EXERCISE DESCRIPTION> Extract every line that contains the word "Цена".

Stored data entries>
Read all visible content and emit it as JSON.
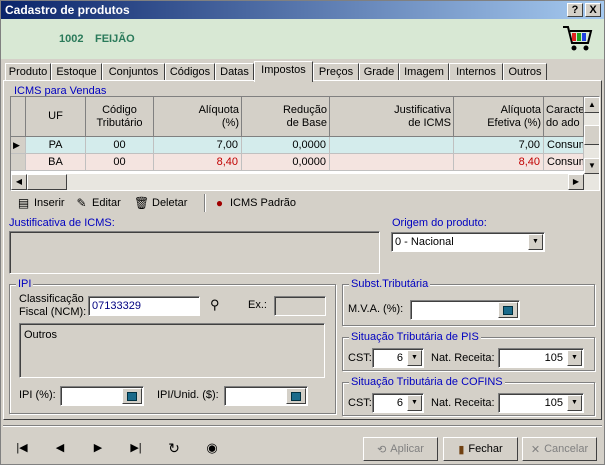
{
  "window": {
    "title": "Cadastro de produtos",
    "help_label": "?",
    "close_label": "X"
  },
  "product": {
    "code": "1002",
    "name": "FEIJÃO"
  },
  "tabs": [
    {
      "label": "Produto"
    },
    {
      "label": "Estoque"
    },
    {
      "label": "Conjuntos"
    },
    {
      "label": "Códigos"
    },
    {
      "label": "Datas"
    },
    {
      "label": "Impostos"
    },
    {
      "label": "Preços"
    },
    {
      "label": "Grade"
    },
    {
      "label": "Imagem"
    },
    {
      "label": "Internos"
    },
    {
      "label": "Outros"
    }
  ],
  "active_tab": "Impostos",
  "icms": {
    "title": "ICMS para Vendas",
    "columns": [
      "UF",
      "Código\nTributário",
      "Alíquota\n(%)",
      "Redução\nde Base",
      "Justificativa\nde ICMS",
      "Alíquota\nEfetiva (%)",
      "Caracte\ndo ado"
    ],
    "rows": [
      {
        "uf": "PA",
        "codigo": "00",
        "aliquota": "7,00",
        "reducao": "0,0000",
        "justificativa": "",
        "efetiva": "7,00",
        "caract": "Consum"
      },
      {
        "uf": "BA",
        "codigo": "00",
        "aliquota": "8,40",
        "reducao": "0,0000",
        "justificativa": "",
        "efetiva": "8,40",
        "caract": "Consum"
      }
    ],
    "row_colors": {
      "selected_bg": "#d4ecec",
      "red_text": "#c00000"
    }
  },
  "actions": {
    "inserir": "Inserir",
    "editar": "Editar",
    "deletar": "Deletar",
    "icms_padrao": "ICMS Padrão"
  },
  "justificativa": {
    "label": "Justificativa de ICMS:",
    "value": ""
  },
  "origem": {
    "label": "Origem do produto:",
    "value": "0 - Nacional"
  },
  "ipi": {
    "title": "IPI",
    "ncm_label": "Classificação\nFiscal (NCM):",
    "ncm_value": "07133329",
    "ex_label": "Ex.:",
    "ex_value": "",
    "description": "Outros",
    "ipi_pct_label": "IPI (%):",
    "ipi_pct_value": "",
    "ipi_unid_label": "IPI/Unid. ($):",
    "ipi_unid_value": ""
  },
  "subst": {
    "title": "Subst.Tributária",
    "mva_label": "M.V.A. (%):",
    "mva_value": ""
  },
  "pis": {
    "title": "Situação Tributária de PIS",
    "cst_label": "CST:",
    "cst_value": "6",
    "nat_label": "Nat. Receita:",
    "nat_value": "105"
  },
  "cofins": {
    "title": "Situação Tributária de COFINS",
    "cst_label": "CST:",
    "cst_value": "6",
    "nat_label": "Nat. Receita:",
    "nat_value": "105"
  },
  "footer": {
    "aplicar": "Aplicar",
    "fechar": "Fechar",
    "cancelar": "Cancelar"
  }
}
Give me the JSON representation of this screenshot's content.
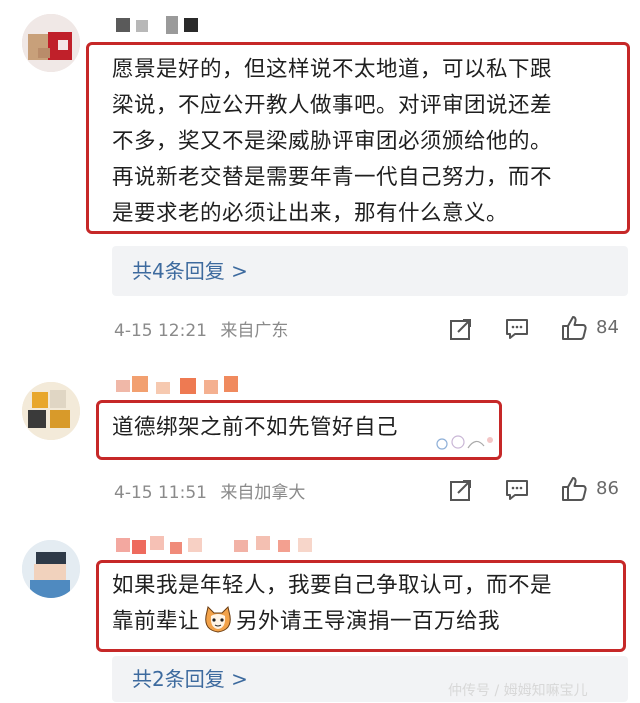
{
  "comments": [
    {
      "text_lines": [
        "愿景是好的，但这样说不太地道，可以私下跟",
        "梁说，不应公开教人做事吧。对评审团说还差",
        "不多，奖又不是梁威胁评审团必须颁给他的。",
        "再说新老交替是需要年青一代自己努力，而不",
        "是要求老的必须让出来，那有什么意义。"
      ],
      "reply_label": "共4条回复 >",
      "date": "4-15 12:21",
      "location": "来自广东",
      "likes": "84"
    },
    {
      "text_lines": [
        "道德绑架之前不如先管好自己"
      ],
      "date": "4-15 11:51",
      "location": "来自加拿大",
      "likes": "86"
    },
    {
      "text_before_emoji": "如果我是年轻人，我要自己争取认可，而不是",
      "text_line2_start": "靠前辈让",
      "text_after_emoji": "另外请王导演捐一百万给我",
      "reply_label": "共2条回复 >"
    }
  ],
  "icons": {
    "share": "share-icon",
    "comment": "comment-icon",
    "like": "thumbs-up-icon",
    "emoji": "cat-emoji-icon"
  },
  "watermark": "仲传号 / 姆姆知嘛宝儿",
  "colors": {
    "highlight_border": "#c62828",
    "reply_link": "#3d6a9e",
    "meta": "#8a8a8a"
  }
}
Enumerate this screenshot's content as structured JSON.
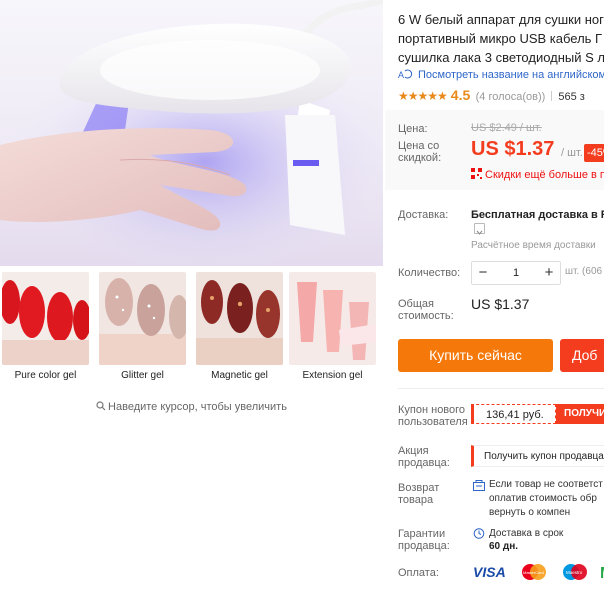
{
  "gallery": {
    "thumbnails": [
      {
        "caption": "Pure color gel"
      },
      {
        "caption": "Glitter gel"
      },
      {
        "caption": "Magnetic gel"
      },
      {
        "caption": "Extension gel"
      }
    ],
    "zoom_hint": "Наведите курсор, чтобы увеличить"
  },
  "product": {
    "title_lines": [
      "6 W белый аппарат для сушки ног",
      "портативный микро USB кабель Г",
      "сушилка лака 3 светодиодный S л"
    ],
    "translate_link": "Посмотреть название на английском",
    "rating": {
      "stars": "★★★★★",
      "value": "4.5",
      "votes": "(4 голоса(ов))",
      "sold": "565 з"
    }
  },
  "pricing": {
    "price_label_1": "Цена:",
    "old_price": "US $2.49 / шт.",
    "discount_price_label_1": "Цена со",
    "discount_price_label_2": "скидкой:",
    "new_price": "US $1.37",
    "per_unit": "/ шт.",
    "discount_badge": "-45%",
    "store_discounts": "Скидки ещё больше в п"
  },
  "shipping": {
    "label": "Доставка:",
    "title": "Бесплатная доставка в Ru",
    "estimate": "Расчётное время доставки"
  },
  "quantity": {
    "label": "Количество:",
    "minus": "−",
    "value": "1",
    "plus": "+",
    "available": "шт. (606"
  },
  "total": {
    "label_1": "Общая",
    "label_2": "стоимость:",
    "value": "US $1.37"
  },
  "actions": {
    "buy_now": "Купить сейчас",
    "add_to_cart": "Доб"
  },
  "coupons": {
    "new_user_label_1": "Купон нового",
    "new_user_label_2": "пользователя",
    "new_user_amount": "136,41 руб.",
    "new_user_get": "ПОЛУЧИ",
    "store_label_1": "Акция",
    "store_label_2": "продавца:",
    "store_get": "Получить купон продавца"
  },
  "returns": {
    "label_1": "Возврат",
    "label_2": "товара",
    "line_1": "Если товар не соответст",
    "line_2": "оплатив стоимость обр",
    "line_3": "вернуть о компен"
  },
  "guarantee": {
    "label_1": "Гарантии",
    "label_2": "продавца:",
    "text": "Доставка в срок",
    "days": "60 дн."
  },
  "payment": {
    "label": "Оплата:",
    "methods": [
      "VISA",
      "MasterCard",
      "Maestro",
      "M"
    ]
  },
  "colors": {
    "accent": "#f43c1f",
    "buy": "#f5780a",
    "link": "#2f66c8",
    "star": "#e8891c"
  }
}
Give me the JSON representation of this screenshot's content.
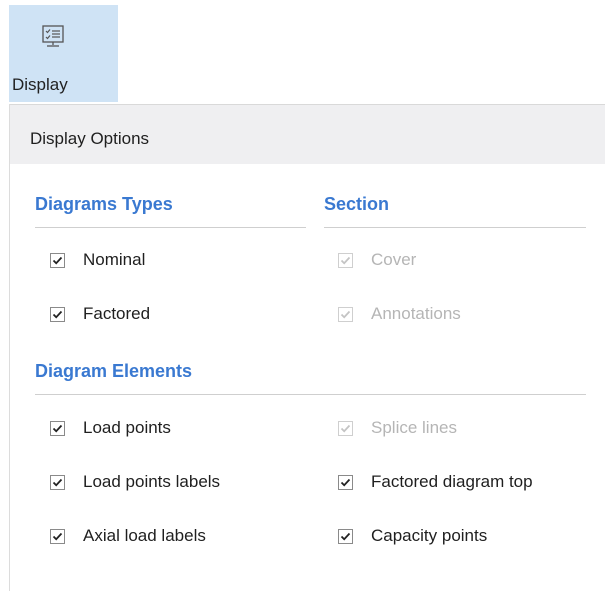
{
  "ribbon": {
    "button_label": "Display",
    "button_icon": "display-options-icon"
  },
  "panel": {
    "title": "Display Options",
    "groups": {
      "diagram_types": {
        "title": "Diagrams Types",
        "items": [
          {
            "label": "Nominal",
            "checked": true,
            "enabled": true
          },
          {
            "label": "Factored",
            "checked": true,
            "enabled": true
          }
        ]
      },
      "section": {
        "title": "Section",
        "items": [
          {
            "label": "Cover",
            "checked": true,
            "enabled": false
          },
          {
            "label": "Annotations",
            "checked": true,
            "enabled": false
          }
        ]
      },
      "diagram_elements": {
        "title": "Diagram Elements",
        "items": [
          {
            "label": "Load points",
            "checked": true,
            "enabled": true
          },
          {
            "label": "Splice lines",
            "checked": true,
            "enabled": false
          },
          {
            "label": "Load points labels",
            "checked": true,
            "enabled": true
          },
          {
            "label": "Factored diagram top",
            "checked": true,
            "enabled": true
          },
          {
            "label": "Axial load labels",
            "checked": true,
            "enabled": true
          },
          {
            "label": "Capacity points",
            "checked": true,
            "enabled": true
          }
        ]
      }
    }
  },
  "colors": {
    "accent": "#3a79d1",
    "ribbon_selected": "#cfe3f5",
    "header_bg": "#efeff1",
    "disabled_text": "#b5b5b5"
  }
}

PROBLEM SOLUTION>
    "price_label_1": "Цена:",
    "discount_price_label_1": "Цена со",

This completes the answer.